## TASK TO COMPLETE
Report how many lines of these entries hold the string "excess"; reply with the number alone.

## DATA SUPPLIED
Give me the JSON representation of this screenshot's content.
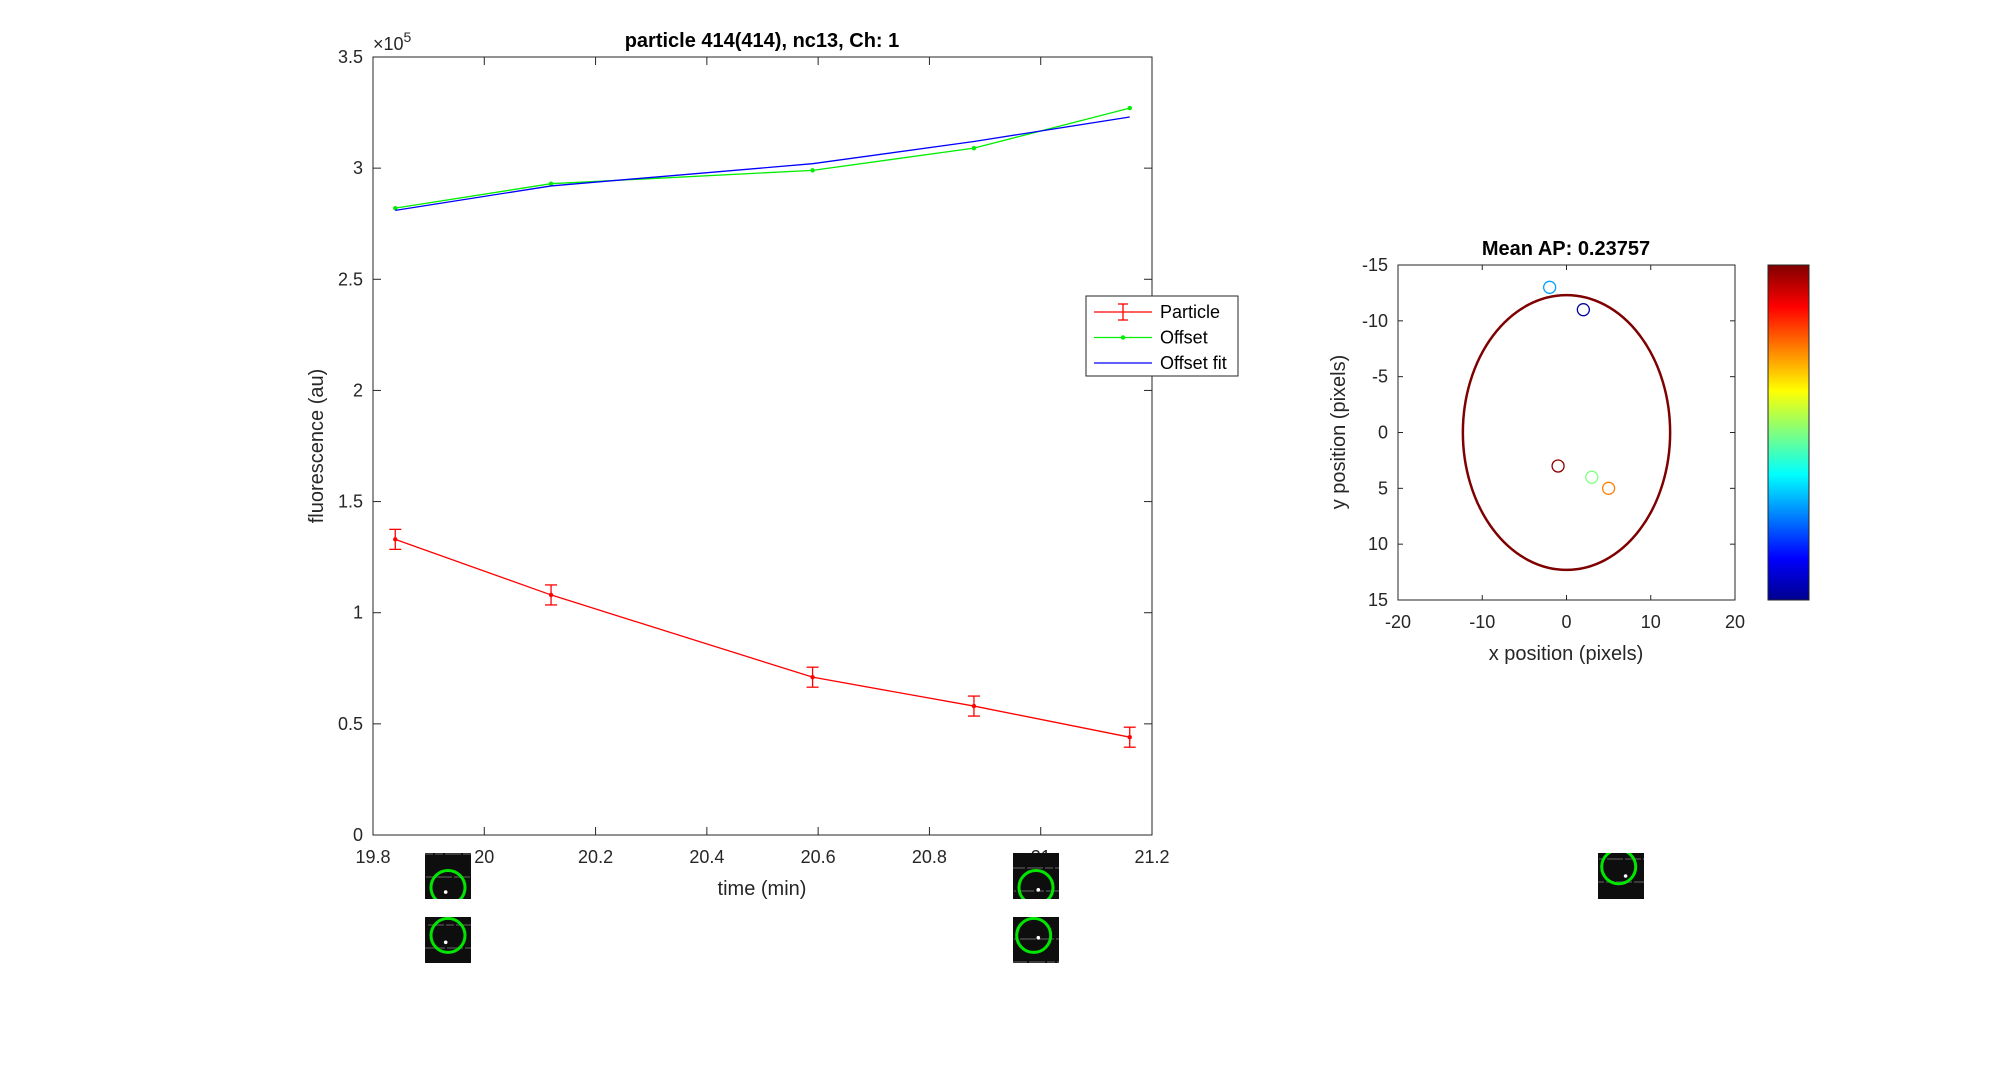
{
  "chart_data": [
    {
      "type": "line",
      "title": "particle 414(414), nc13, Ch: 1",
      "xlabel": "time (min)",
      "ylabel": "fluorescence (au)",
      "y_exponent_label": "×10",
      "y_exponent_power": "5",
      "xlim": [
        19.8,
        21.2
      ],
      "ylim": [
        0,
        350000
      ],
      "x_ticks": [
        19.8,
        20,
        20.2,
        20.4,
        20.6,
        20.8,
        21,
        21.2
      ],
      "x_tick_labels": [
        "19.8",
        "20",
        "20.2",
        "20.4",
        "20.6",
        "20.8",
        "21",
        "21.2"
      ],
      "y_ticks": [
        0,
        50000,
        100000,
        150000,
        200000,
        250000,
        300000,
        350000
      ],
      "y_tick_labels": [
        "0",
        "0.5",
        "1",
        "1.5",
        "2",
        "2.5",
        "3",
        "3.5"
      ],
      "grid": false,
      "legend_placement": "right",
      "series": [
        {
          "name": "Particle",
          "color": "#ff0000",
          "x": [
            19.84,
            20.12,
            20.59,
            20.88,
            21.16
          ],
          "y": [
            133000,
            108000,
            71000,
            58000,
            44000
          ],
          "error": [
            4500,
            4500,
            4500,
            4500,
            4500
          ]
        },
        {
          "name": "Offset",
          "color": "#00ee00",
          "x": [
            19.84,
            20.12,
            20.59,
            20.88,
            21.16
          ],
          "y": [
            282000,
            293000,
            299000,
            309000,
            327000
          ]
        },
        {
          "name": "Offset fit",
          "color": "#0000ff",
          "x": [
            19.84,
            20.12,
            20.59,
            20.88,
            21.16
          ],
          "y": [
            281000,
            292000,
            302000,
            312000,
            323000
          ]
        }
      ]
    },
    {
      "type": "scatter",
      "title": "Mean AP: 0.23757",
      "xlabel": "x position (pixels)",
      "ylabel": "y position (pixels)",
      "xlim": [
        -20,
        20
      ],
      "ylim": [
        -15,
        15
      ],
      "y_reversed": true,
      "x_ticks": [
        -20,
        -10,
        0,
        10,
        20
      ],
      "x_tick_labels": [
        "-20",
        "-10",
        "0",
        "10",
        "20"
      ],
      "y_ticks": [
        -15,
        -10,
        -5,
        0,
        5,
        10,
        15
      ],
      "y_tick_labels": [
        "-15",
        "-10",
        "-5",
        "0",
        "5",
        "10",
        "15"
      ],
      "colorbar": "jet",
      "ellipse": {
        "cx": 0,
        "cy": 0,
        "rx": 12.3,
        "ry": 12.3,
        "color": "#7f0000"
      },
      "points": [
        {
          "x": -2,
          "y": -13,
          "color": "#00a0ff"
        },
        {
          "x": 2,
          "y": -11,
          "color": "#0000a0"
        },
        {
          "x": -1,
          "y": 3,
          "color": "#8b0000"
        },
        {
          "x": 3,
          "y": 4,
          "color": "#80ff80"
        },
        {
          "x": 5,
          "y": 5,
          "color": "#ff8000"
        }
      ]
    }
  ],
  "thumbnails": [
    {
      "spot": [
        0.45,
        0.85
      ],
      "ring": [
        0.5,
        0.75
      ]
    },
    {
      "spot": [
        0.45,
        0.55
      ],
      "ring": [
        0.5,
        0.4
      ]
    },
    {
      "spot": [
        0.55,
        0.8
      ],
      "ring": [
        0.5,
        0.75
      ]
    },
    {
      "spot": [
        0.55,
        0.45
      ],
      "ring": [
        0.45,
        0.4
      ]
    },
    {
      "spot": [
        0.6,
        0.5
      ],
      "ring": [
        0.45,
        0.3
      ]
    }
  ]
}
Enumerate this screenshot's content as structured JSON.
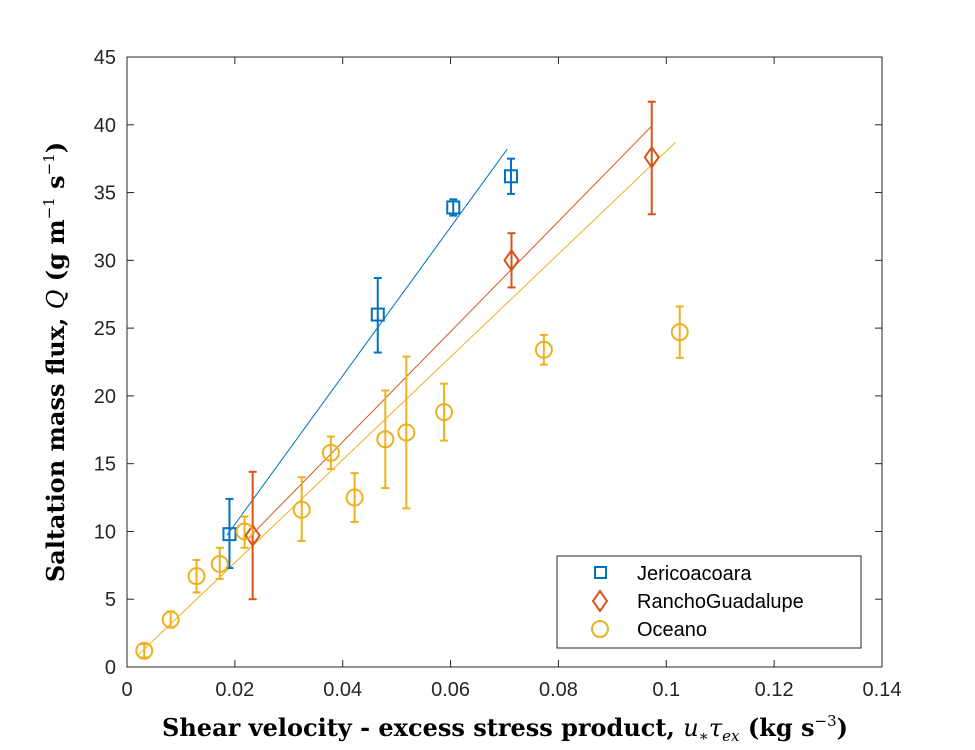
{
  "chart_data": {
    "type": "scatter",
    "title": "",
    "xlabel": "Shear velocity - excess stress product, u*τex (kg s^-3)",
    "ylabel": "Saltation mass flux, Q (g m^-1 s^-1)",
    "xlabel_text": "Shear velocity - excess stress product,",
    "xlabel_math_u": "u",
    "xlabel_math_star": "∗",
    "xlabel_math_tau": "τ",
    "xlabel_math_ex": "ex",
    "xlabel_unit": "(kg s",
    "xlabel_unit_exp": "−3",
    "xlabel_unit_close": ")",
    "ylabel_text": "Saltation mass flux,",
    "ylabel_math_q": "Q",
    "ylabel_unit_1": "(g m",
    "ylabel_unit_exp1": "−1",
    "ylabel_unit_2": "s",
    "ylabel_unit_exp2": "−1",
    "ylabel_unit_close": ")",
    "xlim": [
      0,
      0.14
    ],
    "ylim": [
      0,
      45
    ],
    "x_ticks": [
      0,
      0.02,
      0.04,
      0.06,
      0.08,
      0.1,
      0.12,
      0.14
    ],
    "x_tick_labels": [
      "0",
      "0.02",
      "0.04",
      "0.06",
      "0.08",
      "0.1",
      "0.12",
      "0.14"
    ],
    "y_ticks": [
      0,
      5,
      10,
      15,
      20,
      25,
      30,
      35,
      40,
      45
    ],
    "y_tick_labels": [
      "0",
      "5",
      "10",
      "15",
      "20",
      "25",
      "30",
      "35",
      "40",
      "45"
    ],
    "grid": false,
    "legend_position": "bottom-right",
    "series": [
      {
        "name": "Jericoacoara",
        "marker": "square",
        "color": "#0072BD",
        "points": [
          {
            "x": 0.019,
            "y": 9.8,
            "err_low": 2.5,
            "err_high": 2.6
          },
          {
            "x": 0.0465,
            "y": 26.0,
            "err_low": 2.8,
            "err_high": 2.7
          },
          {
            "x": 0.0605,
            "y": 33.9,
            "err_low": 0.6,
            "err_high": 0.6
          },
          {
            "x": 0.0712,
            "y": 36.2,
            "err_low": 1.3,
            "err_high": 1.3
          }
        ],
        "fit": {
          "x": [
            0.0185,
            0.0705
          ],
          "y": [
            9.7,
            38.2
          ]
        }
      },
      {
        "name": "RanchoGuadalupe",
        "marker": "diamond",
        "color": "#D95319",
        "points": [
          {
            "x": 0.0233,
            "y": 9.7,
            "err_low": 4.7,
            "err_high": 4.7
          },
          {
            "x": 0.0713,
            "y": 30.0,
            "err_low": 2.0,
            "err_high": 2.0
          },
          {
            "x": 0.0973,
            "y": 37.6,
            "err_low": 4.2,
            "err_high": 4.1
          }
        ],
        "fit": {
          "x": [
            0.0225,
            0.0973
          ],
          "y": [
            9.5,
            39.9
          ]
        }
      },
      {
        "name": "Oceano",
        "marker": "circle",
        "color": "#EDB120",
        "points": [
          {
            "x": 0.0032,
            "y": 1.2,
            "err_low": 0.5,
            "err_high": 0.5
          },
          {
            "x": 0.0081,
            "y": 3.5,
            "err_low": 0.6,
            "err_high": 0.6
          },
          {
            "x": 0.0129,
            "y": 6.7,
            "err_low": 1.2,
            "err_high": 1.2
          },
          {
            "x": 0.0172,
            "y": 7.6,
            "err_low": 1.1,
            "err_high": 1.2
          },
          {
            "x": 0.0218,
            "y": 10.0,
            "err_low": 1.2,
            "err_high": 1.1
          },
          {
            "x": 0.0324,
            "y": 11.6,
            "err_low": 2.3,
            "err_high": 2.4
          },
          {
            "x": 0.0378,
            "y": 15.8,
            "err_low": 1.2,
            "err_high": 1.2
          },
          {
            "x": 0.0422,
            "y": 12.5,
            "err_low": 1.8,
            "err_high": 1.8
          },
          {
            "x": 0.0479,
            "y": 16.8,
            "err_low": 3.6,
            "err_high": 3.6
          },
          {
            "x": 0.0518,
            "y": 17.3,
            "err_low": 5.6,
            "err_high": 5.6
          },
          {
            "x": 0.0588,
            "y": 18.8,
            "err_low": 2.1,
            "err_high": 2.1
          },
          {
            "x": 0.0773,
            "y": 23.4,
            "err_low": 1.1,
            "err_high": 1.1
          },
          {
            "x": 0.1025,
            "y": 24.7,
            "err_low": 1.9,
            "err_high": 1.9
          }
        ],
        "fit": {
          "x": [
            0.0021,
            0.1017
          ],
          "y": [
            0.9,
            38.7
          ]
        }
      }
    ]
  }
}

## CORRECT RESPONSE
2